═════ Material provided

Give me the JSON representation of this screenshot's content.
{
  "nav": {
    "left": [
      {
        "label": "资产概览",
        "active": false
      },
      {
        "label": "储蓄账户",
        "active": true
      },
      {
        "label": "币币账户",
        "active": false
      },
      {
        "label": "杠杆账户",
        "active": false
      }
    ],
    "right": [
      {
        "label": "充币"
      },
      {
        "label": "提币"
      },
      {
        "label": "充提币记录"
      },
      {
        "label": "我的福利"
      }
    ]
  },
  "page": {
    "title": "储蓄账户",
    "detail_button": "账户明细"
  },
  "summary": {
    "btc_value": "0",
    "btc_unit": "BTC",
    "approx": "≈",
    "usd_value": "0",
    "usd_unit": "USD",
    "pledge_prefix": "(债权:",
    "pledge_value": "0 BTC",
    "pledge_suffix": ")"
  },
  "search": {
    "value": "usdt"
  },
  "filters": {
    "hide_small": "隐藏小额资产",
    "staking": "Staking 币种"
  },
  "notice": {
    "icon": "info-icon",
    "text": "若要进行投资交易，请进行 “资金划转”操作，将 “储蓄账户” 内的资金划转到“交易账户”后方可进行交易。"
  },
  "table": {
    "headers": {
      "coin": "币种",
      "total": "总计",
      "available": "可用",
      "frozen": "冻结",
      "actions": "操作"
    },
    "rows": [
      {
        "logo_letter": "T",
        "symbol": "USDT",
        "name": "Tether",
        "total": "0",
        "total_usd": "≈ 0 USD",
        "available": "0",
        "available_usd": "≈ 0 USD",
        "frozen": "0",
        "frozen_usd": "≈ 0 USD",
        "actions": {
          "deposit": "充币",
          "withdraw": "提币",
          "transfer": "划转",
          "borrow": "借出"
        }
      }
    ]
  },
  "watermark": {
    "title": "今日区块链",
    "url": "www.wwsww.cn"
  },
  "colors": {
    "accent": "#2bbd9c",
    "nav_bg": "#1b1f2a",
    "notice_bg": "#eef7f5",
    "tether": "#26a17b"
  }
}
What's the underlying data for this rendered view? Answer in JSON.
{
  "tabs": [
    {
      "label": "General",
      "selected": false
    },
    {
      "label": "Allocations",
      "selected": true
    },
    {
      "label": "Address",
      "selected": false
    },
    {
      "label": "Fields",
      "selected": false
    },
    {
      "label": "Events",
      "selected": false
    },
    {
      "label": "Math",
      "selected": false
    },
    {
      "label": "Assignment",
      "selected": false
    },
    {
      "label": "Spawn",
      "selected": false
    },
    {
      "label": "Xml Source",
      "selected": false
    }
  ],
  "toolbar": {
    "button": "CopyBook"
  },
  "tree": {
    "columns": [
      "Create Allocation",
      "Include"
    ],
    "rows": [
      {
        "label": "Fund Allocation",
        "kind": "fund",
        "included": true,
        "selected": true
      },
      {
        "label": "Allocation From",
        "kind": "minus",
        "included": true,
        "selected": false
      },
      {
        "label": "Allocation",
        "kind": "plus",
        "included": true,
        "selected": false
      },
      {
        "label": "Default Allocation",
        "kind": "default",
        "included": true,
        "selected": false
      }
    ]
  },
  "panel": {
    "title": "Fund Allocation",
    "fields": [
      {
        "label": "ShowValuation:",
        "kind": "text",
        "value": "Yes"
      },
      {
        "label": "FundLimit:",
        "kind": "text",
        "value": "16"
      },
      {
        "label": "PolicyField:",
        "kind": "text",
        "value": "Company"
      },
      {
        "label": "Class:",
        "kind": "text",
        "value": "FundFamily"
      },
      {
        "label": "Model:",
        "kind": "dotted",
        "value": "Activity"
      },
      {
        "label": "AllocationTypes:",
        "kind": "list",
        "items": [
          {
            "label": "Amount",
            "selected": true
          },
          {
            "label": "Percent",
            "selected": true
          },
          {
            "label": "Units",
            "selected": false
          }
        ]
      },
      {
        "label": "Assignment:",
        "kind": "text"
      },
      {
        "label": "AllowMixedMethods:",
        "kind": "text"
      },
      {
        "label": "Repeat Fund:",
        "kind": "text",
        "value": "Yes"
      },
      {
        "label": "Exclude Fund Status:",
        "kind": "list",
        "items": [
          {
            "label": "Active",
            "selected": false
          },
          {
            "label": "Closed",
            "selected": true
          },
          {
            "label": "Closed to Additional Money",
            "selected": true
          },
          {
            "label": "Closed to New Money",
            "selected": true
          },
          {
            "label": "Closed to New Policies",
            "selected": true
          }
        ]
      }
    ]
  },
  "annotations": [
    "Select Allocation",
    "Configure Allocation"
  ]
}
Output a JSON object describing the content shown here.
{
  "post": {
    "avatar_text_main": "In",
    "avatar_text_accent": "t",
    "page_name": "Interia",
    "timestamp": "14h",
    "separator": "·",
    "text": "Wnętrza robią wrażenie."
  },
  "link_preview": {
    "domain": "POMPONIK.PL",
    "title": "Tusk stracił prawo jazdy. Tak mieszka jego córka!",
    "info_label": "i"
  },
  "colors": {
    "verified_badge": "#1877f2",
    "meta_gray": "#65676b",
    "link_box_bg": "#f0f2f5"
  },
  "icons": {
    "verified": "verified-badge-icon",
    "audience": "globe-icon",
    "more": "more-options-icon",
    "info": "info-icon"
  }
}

══════════

* [Given exercise]
Set out the complete listing exactly as shown.

* [Response to this exercise]
Give me the JSON representation of this screenshot's content.
{
  "nav": {
    "left": [
      {
        "label": "资产概览",
        "active": false
      },
      {
        "label": "储蓄账户",
        "active": true
      },
      {
        "label": "币币账户",
        "active": false
      },
      {
        "label": "杠杆账户",
        "active": false
      }
    ],
    "right": [
      {
        "label": "充币"
      },
      {
        "label": "提币"
      },
      {
        "label": "充提币记录"
      },
      {
        "label": "我的福利"
      }
    ]
  },
  "page": {
    "title": "储蓄账户",
    "detail_button": "账户明细"
  },
  "summary": {
    "btc_value": "0",
    "btc_unit": "BTC",
    "approx": "≈",
    "usd_value": "0",
    "usd_unit": "USD",
    "pledge_prefix": "(债权:",
    "pledge_value": "0 BTC",
    "pledge_suffix": ")"
  },
  "search": {
    "value": "usdt"
  },
  "filters": {
    "hide_small": "隐藏小额资产",
    "staking": "Staking 币种"
  },
  "notice": {
    "icon": "info-icon",
    "text": "若要进行投资交易，请进行 “资金划转”操作，将 “储蓄账户” 内的资金划转到“交易账户”后方可进行交易。"
  },
  "table": {
    "headers": {
      "coin": "币种",
      "total": "总计",
      "available": "可用",
      "frozen": "冻结",
      "actions": "操作"
    },
    "rows": [
      {
        "logo_letter": "T",
        "symbol": "USDT",
        "name": "Tether",
        "total": "0",
        "total_usd": "≈ 0 USD",
        "available": "0",
        "available_usd": "≈ 0 USD",
        "frozen": "0",
        "frozen_usd": "≈ 0 USD",
        "actions": {
          "deposit": "充币",
          "withdraw": "提币",
          "transfer": "划转",
          "borrow": "借出"
        }
      }
    ]
  },
  "watermark": {
    "title": "今日区块链",
    "url": "www.wwsww.cn"
  },
  "colors": {
    "accent": "#2bbd9c",
    "nav_bg": "#1b1f2a",
    "notice_bg": "#eef7f5",
    "tether": "#26a17b"
  }
}
What's the underlying data for this rendered view? Answer in JSON.
{
  "tabs": [
    {
      "label": "General",
      "selected": false
    },
    {
      "label": "Allocations",
      "selected": true
    },
    {
      "label": "Address",
      "selected": false
    },
    {
      "label": "Fields",
      "selected": false
    },
    {
      "label": "Events",
      "selected": false
    },
    {
      "label": "Math",
      "selected": false
    },
    {
      "label": "Assignment",
      "selected": false
    },
    {
      "label": "Spawn",
      "selected": false
    },
    {
      "label": "Xml Source",
      "selected": false
    }
  ],
  "toolbar": {
    "button": "CopyBook"
  },
  "tree": {
    "columns": [
      "Create Allocation",
      "Include"
    ],
    "rows": [
      {
        "label": "Fund Allocation",
        "kind": "fund",
        "included": true,
        "selected": true
      },
      {
        "label": "Allocation From",
        "kind": "minus",
        "included": true,
        "selected": false
      },
      {
        "label": "Allocation",
        "kind": "plus",
        "included": true,
        "selected": false
      },
      {
        "label": "Default Allocation",
        "kind": "default",
        "included": true,
        "selected": false
      }
    ]
  },
  "panel": {
    "title": "Fund Allocation",
    "fields": [
      {
        "label": "ShowValuation:",
        "kind": "text",
        "value": "Yes"
      },
      {
        "label": "FundLimit:",
        "kind": "text",
        "value": "16"
      },
      {
        "label": "PolicyField:",
        "kind": "text",
        "value": "Company"
      },
      {
        "label": "Class:",
        "kind": "text",
        "value": "FundFamily"
      },
      {
        "label": "Model:",
        "kind": "dotted",
        "value": "Activity"
      },
      {
        "label": "AllocationTypes:",
        "kind": "list",
        "items": [
          {
            "label": "Amount",
            "selected": true
          },
          {
            "label": "Percent",
            "selected": true
          },
          {
            "label": "Units",
            "selected": false
          }
        ]
      },
      {
        "label": "Assignment:",
        "kind": "text"
      },
      {
        "label": "AllowMixedMethods:",
        "kind": "text"
      },
      {
        "label": "Repeat Fund:",
        "kind": "text",
        "value": "Yes"
      },
      {
        "label": "Exclude Fund Status:",
        "kind": "list",
        "items": [
          {
            "label": "Active",
            "selected": false
          },
          {
            "label": "Closed",
            "selected": true
          },
          {
            "label": "Closed to Additional Money",
            "selected": true
          },
          {
            "label": "Closed to New Money",
            "selected": true
          },
          {
            "label": "Closed to New Policies",
            "selected": true
          }
        ]
      }
    ]
  },
  "annotations": [
    "Select Allocation",
    "Configure Allocation"
  ]
}
Output a JSON object describing the content shown here.
{
  "post": {
    "avatar_text_main": "In",
    "avatar_text_accent": "t",
    "page_name": "Interia",
    "timestamp": "14h",
    "separator": "·",
    "text": "Wnętrza robią wrażenie."
  },
  "link_preview": {
    "domain": "POMPONIK.PL",
    "title": "Tusk stracił prawo jazdy. Tak mieszka jego córka!",
    "info_label": "i"
  },
  "colors": {
    "verified_badge": "#1877f2",
    "meta_gray": "#65676b",
    "link_box_bg": "#f0f2f5"
  },
  "icons": {
    "verified": "verified-badge-icon",
    "audience": "globe-icon",
    "more": "more-options-icon",
    "info": "info-icon"
  }
}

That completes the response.